### Prompt
Return each line containing the string "Corporation".

## BEGIN

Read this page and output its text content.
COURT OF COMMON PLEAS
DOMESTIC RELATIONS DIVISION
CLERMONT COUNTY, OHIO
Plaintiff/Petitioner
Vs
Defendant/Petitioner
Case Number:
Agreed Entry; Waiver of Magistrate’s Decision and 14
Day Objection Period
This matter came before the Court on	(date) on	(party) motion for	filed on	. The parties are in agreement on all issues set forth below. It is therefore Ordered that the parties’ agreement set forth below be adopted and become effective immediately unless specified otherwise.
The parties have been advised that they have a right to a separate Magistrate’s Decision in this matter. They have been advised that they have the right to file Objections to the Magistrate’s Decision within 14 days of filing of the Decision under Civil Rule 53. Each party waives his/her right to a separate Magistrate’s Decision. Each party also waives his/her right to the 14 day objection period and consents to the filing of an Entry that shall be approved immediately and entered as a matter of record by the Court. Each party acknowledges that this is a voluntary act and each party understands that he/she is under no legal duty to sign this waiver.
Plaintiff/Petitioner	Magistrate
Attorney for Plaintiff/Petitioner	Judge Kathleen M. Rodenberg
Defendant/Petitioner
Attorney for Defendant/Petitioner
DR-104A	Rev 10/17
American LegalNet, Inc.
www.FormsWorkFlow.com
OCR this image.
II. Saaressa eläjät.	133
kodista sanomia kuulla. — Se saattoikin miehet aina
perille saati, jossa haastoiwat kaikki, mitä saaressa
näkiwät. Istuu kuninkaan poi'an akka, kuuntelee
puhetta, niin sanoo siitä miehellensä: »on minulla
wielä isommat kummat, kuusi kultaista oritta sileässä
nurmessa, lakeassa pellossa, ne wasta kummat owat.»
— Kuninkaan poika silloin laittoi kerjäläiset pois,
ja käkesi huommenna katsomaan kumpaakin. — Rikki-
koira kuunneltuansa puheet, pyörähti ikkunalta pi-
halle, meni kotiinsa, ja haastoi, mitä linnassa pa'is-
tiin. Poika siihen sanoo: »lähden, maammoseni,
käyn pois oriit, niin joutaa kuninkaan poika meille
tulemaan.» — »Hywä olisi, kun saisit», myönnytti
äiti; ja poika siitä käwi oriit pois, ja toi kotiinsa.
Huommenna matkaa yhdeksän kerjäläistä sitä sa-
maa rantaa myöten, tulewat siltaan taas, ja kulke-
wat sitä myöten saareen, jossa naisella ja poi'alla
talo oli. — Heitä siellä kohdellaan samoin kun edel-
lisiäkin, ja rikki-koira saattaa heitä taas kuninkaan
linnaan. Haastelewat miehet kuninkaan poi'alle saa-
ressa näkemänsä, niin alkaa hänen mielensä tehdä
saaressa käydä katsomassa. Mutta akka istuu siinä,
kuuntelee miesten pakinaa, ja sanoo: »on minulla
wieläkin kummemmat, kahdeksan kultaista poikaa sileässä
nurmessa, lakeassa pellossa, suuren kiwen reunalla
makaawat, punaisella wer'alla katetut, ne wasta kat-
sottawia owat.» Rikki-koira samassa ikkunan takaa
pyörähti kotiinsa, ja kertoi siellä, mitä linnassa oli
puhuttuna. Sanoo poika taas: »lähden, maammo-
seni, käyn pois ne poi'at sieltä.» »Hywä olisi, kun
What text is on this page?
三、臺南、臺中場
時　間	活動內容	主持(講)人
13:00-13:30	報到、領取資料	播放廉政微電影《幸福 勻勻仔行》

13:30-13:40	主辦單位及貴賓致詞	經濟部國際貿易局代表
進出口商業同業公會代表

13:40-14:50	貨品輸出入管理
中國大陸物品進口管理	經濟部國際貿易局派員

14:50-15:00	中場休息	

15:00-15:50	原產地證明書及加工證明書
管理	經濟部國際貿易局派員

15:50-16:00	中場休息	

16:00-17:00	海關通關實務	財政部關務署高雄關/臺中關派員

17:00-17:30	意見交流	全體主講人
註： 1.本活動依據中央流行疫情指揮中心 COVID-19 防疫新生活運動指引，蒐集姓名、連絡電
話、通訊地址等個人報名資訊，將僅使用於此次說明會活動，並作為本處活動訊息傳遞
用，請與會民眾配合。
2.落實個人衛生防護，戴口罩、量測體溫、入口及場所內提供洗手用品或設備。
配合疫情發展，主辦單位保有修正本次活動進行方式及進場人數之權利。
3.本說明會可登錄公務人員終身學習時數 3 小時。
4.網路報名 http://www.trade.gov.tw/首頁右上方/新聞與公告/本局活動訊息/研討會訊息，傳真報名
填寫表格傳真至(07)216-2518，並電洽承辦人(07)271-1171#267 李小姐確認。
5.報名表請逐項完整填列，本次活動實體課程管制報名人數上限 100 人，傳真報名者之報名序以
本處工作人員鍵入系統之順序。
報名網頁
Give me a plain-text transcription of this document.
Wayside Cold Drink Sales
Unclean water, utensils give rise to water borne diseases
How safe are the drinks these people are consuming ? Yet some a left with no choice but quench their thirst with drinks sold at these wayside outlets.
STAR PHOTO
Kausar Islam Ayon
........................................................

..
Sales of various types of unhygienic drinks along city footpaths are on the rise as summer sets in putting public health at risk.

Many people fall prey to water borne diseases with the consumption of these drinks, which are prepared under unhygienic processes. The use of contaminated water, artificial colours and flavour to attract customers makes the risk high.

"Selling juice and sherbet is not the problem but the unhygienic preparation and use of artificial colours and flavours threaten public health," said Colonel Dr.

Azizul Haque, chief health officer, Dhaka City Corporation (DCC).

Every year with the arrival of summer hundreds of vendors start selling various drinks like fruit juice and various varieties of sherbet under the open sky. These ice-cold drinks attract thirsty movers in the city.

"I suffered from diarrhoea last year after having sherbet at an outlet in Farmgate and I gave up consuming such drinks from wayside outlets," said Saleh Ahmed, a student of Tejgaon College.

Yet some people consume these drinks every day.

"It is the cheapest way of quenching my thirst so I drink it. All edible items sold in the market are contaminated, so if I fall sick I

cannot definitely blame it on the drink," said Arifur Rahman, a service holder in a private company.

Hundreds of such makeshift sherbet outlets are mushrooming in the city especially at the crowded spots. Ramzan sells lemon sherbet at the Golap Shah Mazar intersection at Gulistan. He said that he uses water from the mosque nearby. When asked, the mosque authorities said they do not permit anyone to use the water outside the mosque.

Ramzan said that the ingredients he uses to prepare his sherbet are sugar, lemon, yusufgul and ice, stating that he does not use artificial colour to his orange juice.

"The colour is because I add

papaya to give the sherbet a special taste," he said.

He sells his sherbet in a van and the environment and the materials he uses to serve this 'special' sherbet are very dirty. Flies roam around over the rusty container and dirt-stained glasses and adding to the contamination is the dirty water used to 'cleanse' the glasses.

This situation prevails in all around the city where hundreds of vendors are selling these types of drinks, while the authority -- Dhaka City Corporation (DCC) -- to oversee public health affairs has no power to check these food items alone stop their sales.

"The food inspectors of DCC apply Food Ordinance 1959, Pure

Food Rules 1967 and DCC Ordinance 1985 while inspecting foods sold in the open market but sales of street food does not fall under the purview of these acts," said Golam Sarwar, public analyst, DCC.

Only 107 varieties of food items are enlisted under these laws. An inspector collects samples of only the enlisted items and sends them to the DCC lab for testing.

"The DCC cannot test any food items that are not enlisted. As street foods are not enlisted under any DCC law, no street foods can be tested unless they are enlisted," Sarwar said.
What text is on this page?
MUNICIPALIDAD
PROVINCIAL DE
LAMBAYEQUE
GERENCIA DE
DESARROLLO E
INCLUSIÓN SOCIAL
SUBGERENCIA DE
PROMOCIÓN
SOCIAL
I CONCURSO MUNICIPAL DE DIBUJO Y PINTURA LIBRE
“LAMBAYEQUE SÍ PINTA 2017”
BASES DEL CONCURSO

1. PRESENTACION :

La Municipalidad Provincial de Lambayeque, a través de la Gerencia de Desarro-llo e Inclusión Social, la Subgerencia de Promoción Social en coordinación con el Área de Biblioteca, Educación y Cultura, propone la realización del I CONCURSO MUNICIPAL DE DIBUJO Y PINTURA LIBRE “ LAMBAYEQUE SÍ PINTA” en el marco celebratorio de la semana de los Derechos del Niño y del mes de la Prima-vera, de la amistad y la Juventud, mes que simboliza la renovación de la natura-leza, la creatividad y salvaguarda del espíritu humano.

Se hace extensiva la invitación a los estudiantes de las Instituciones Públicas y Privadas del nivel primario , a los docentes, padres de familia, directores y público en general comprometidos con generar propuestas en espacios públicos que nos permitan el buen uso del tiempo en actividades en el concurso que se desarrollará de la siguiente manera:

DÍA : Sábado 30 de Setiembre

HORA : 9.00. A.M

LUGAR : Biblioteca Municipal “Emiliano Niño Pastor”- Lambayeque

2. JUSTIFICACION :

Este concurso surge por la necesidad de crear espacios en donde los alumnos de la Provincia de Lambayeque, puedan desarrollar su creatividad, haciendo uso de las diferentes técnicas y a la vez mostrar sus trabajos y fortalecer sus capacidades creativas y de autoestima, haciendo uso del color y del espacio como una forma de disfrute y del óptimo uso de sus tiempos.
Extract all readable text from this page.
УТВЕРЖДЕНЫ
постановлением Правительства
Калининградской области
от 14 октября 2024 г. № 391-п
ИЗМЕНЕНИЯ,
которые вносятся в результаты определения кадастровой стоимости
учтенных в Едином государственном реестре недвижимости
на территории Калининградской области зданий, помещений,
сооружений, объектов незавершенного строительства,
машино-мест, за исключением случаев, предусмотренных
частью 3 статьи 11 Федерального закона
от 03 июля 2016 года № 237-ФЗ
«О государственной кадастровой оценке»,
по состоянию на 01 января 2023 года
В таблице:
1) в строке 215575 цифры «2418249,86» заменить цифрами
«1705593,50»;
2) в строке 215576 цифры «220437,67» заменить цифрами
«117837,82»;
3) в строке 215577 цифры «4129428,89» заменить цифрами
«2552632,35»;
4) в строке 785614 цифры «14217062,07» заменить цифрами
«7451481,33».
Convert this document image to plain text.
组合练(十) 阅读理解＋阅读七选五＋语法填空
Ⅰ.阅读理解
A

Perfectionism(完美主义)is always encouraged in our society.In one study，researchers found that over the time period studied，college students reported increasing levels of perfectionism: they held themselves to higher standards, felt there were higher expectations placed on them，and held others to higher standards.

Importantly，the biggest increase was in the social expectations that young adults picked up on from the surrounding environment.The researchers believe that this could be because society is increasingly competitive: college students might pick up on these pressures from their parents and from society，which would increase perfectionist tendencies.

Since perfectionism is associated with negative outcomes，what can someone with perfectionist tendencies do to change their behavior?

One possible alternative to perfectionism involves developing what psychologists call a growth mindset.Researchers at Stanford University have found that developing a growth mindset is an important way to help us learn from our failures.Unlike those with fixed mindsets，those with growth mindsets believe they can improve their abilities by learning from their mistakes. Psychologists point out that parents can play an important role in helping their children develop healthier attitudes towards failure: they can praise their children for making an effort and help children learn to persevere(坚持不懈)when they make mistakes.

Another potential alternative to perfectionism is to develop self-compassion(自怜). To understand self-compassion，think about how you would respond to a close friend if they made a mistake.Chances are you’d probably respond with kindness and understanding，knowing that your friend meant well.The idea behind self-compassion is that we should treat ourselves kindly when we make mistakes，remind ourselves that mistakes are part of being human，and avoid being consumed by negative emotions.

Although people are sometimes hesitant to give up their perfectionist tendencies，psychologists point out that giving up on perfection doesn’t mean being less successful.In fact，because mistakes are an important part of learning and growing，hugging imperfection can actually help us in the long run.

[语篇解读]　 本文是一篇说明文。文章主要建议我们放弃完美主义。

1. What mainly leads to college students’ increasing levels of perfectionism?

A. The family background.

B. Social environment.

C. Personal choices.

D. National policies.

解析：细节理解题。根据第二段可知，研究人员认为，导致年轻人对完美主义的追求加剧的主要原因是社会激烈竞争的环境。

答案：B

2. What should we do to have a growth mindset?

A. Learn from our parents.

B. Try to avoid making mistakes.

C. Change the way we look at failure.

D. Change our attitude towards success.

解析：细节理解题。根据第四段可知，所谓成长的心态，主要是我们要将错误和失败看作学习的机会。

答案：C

## END

### Written response
Azizul Haque, chief health officer, Dhaka City Corporation (DCC).
This situation prevails in all around the city where hundreds of vendors are selling these types of drinks, while the authority -- Dhaka City Corporation (DCC) -- to oversee public health affairs has no power to check these food items alone stop their sales.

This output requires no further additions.